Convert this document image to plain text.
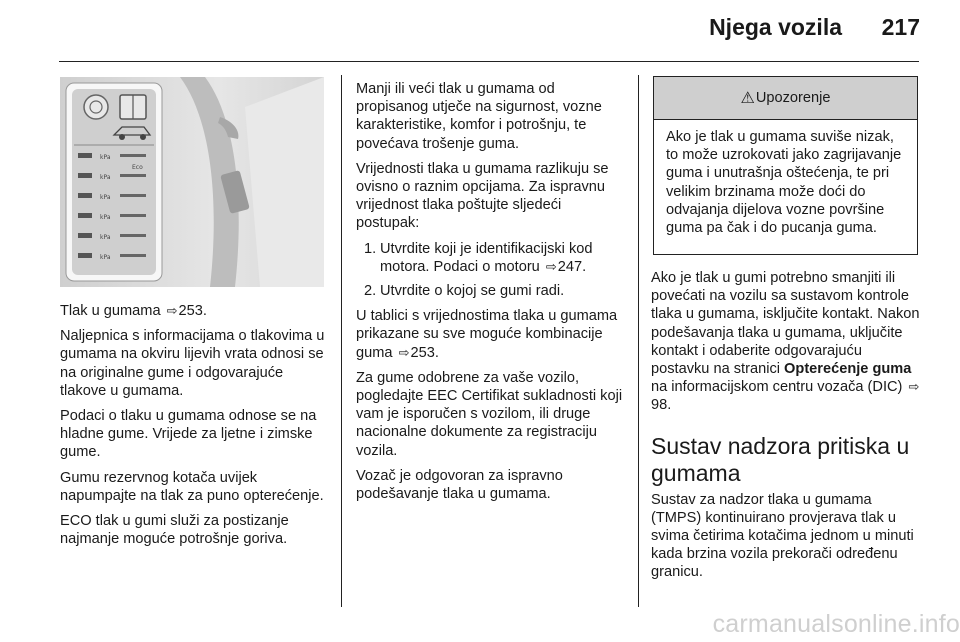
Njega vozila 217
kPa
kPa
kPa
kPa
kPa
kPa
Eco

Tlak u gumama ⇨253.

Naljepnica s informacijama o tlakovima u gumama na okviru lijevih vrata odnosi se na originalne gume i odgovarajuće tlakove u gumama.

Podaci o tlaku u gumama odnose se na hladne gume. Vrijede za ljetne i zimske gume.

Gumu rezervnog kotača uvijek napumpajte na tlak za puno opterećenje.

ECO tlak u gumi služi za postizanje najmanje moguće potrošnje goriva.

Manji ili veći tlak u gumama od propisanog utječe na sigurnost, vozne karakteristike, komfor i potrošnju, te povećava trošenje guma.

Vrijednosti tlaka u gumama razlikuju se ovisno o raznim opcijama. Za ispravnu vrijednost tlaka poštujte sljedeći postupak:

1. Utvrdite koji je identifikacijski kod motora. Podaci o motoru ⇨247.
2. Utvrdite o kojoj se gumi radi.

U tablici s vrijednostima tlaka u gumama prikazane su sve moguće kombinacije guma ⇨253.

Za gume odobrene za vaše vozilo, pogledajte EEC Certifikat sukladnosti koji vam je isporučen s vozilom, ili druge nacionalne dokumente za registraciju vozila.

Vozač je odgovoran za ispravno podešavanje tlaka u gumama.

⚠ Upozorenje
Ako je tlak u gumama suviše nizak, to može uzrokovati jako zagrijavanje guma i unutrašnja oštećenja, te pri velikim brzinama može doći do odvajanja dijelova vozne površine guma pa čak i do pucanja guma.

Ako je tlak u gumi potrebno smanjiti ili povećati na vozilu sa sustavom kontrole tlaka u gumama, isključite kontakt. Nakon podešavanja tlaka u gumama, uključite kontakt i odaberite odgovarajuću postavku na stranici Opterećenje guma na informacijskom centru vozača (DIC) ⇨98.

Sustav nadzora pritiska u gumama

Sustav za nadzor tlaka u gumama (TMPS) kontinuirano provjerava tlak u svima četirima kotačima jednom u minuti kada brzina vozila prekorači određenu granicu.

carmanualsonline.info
=====
Identify each line of the material where the word "Podaci" shows up, and copy it.

Answer to the exercise —
Podaci o tlaku u gumama odnose se na hladne gume. Vrijede za ljetne i zimske gume.
1. Utvrdite koji je identifikacijski kod motora. Podaci o motoru ⇨247.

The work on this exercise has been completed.